*Task inputs*

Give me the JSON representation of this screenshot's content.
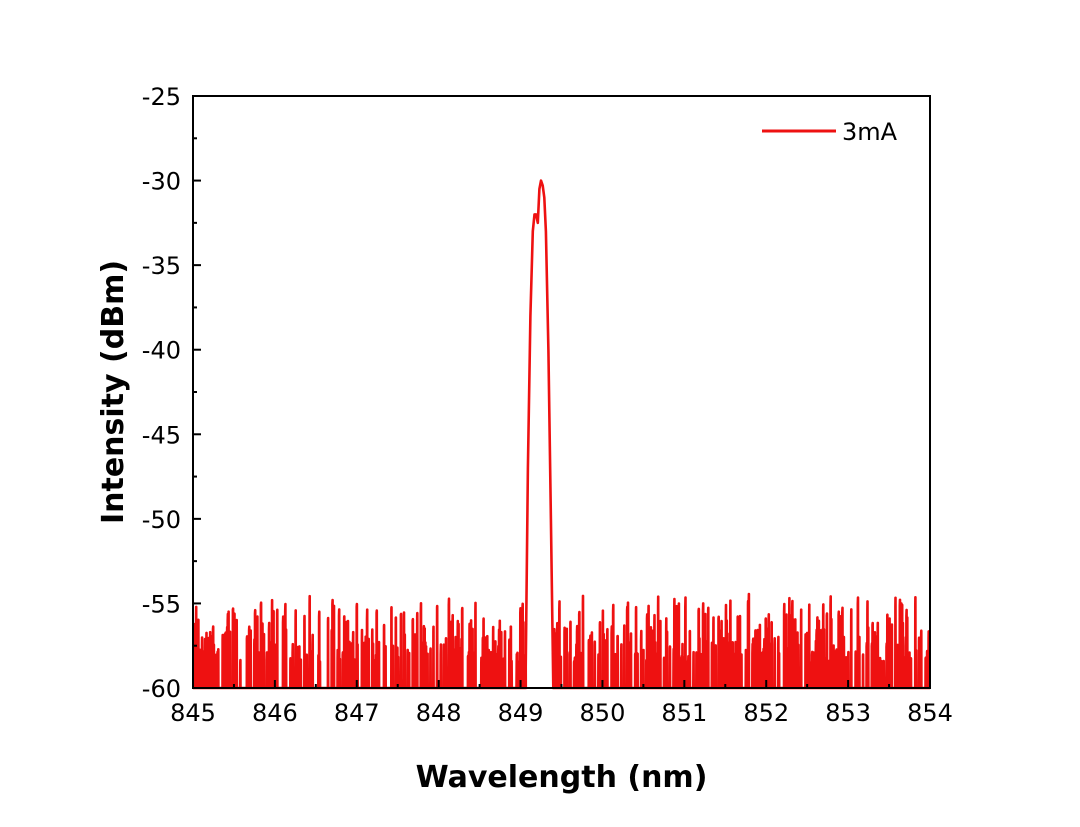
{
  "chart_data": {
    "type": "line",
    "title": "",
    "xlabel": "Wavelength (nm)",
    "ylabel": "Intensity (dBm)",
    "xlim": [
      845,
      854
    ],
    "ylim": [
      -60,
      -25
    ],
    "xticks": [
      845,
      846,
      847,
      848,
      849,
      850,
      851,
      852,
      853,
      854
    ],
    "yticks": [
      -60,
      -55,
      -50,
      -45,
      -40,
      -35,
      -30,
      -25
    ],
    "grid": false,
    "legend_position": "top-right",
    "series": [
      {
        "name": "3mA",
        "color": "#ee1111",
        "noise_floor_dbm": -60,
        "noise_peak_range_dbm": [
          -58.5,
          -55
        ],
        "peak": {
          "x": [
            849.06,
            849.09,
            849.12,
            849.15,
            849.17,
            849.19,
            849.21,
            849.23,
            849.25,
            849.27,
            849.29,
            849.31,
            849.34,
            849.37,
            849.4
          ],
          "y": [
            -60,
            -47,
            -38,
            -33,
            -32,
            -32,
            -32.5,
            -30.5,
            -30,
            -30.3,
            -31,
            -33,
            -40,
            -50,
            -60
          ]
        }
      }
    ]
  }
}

...

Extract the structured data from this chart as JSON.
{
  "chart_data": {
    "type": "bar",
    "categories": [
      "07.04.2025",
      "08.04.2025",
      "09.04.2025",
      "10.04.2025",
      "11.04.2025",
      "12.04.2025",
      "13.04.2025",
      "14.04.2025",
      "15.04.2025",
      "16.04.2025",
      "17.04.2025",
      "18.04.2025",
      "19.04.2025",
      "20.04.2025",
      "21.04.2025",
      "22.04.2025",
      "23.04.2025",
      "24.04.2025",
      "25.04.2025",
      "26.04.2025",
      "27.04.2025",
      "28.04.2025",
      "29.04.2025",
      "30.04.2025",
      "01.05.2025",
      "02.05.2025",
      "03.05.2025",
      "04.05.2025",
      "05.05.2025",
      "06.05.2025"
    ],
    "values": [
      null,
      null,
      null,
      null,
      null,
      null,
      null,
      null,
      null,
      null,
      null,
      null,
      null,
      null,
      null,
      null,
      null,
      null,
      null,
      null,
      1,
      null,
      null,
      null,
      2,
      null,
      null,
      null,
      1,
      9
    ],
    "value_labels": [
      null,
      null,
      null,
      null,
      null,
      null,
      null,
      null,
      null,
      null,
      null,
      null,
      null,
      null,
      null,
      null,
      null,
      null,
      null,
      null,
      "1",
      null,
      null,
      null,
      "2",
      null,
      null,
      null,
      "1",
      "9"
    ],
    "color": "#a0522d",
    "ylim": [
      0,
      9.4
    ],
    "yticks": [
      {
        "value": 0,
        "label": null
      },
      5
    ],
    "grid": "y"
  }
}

*What the task requires*
Scan the lines for the string "JSON". Pick out every line that has it.

*Completed task*
Give me the JSON representation of this screenshot's content.
Extract the structured data from this chart as JSON.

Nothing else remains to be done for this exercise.